> **OBJECTIVE**:
Locate each line of the material that contains "cannot", then return it.

Saved entries

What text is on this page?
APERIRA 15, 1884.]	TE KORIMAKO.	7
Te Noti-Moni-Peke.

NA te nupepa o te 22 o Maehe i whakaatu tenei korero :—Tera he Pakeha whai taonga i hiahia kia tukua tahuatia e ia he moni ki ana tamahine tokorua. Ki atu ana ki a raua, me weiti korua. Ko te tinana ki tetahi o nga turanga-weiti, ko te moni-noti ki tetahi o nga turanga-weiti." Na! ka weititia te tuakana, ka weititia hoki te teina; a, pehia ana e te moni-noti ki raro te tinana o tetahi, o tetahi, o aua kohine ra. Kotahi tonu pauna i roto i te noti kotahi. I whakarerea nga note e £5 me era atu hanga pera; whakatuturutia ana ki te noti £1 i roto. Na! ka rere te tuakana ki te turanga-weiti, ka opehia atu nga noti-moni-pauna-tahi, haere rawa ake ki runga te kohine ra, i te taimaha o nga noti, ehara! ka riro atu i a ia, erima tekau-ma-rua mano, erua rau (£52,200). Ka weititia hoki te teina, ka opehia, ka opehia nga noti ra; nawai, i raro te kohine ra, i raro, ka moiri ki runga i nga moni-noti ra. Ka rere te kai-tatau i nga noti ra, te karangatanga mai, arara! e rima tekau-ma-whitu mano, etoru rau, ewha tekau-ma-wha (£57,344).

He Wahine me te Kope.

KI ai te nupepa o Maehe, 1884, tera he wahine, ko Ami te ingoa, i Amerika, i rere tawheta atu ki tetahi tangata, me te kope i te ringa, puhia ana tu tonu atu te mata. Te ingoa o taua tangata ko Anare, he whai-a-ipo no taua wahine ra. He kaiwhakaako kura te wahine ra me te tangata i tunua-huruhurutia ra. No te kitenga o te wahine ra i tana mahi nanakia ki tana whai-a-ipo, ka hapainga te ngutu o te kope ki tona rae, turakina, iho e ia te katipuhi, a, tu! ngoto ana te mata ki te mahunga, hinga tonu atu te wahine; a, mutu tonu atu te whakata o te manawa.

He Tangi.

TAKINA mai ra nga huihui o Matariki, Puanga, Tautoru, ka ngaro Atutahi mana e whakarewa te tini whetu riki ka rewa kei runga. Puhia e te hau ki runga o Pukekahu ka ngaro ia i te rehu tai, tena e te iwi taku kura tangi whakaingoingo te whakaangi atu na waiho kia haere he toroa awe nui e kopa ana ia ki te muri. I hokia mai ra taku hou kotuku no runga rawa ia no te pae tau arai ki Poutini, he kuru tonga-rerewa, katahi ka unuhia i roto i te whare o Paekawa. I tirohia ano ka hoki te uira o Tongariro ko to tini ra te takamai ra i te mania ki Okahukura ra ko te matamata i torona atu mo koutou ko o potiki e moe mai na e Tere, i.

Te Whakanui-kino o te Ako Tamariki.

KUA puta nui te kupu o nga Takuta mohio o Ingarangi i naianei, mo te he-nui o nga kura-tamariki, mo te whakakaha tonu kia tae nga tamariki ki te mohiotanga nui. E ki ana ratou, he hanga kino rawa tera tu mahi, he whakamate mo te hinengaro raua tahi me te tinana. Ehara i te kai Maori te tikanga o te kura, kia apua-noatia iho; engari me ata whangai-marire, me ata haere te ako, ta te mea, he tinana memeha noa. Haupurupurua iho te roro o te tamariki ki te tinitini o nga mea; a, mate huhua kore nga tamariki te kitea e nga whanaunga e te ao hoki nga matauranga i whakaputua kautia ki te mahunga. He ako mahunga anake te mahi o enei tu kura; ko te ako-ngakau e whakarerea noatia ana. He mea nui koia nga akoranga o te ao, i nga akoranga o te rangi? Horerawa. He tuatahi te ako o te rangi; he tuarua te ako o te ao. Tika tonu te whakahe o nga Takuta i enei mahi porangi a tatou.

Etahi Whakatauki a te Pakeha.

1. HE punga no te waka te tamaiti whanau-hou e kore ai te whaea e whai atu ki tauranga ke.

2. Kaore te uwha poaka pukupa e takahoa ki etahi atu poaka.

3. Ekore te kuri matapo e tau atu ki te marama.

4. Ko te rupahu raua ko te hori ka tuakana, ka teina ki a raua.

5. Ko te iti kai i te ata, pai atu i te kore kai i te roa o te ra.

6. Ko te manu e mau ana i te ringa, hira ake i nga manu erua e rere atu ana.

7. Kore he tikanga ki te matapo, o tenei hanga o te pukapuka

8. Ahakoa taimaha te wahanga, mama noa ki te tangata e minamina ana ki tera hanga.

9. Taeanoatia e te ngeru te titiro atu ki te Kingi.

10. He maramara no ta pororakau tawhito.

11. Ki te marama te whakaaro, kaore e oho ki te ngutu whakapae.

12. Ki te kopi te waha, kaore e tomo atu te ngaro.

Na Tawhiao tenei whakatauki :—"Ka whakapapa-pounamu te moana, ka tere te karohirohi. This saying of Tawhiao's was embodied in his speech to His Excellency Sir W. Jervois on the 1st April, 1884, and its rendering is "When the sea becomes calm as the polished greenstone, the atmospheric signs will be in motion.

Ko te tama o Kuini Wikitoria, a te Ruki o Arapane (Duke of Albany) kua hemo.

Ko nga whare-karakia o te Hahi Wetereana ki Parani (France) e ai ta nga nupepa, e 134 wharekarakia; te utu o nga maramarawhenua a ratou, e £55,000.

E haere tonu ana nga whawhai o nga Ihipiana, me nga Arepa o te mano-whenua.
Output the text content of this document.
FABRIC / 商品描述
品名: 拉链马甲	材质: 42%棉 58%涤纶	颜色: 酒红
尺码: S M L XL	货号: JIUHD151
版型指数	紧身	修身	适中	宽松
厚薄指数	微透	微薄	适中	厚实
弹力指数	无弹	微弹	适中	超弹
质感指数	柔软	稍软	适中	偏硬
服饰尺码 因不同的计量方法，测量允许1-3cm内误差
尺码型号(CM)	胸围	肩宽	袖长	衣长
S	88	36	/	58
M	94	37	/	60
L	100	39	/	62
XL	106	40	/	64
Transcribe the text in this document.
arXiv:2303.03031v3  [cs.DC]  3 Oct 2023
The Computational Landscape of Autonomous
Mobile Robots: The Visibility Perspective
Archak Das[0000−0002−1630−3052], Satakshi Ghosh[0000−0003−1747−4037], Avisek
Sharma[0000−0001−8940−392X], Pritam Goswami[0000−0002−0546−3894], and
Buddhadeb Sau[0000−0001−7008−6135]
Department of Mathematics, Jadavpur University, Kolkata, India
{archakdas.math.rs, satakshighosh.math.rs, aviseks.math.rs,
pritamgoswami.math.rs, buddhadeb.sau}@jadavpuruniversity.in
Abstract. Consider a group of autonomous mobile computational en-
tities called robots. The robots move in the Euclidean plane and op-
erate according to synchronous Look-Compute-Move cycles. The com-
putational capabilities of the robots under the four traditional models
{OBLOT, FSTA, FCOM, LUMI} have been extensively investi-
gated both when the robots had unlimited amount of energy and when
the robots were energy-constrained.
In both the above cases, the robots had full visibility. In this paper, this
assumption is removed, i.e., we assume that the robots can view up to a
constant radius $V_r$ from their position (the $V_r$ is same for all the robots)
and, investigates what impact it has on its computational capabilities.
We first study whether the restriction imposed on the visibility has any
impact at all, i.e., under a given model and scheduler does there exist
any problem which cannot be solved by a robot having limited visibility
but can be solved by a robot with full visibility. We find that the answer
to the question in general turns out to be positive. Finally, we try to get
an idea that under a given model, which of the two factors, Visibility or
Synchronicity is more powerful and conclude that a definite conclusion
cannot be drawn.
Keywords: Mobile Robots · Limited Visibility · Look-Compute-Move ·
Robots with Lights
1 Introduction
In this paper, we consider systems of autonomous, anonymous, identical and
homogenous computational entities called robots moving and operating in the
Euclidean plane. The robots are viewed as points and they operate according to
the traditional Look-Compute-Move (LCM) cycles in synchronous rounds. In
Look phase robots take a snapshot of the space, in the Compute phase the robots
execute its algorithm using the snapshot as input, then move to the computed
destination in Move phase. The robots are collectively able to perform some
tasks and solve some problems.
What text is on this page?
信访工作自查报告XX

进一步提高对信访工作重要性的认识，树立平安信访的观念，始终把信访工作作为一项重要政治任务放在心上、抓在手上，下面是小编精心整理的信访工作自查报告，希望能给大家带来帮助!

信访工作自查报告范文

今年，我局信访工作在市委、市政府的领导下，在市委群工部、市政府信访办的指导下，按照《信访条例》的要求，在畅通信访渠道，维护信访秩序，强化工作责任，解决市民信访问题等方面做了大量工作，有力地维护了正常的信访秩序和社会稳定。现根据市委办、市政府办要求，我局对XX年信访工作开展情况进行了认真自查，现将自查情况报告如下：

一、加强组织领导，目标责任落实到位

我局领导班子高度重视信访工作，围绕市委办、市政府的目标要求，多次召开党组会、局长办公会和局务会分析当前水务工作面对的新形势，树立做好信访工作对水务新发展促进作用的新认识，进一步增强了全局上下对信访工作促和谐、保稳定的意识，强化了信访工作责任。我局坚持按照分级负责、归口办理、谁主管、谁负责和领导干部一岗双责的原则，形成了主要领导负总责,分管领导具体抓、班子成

> **THE COMPLETED TASK**:
any problem which cannot be solved by a robot having limited visibility
cannot be drawn.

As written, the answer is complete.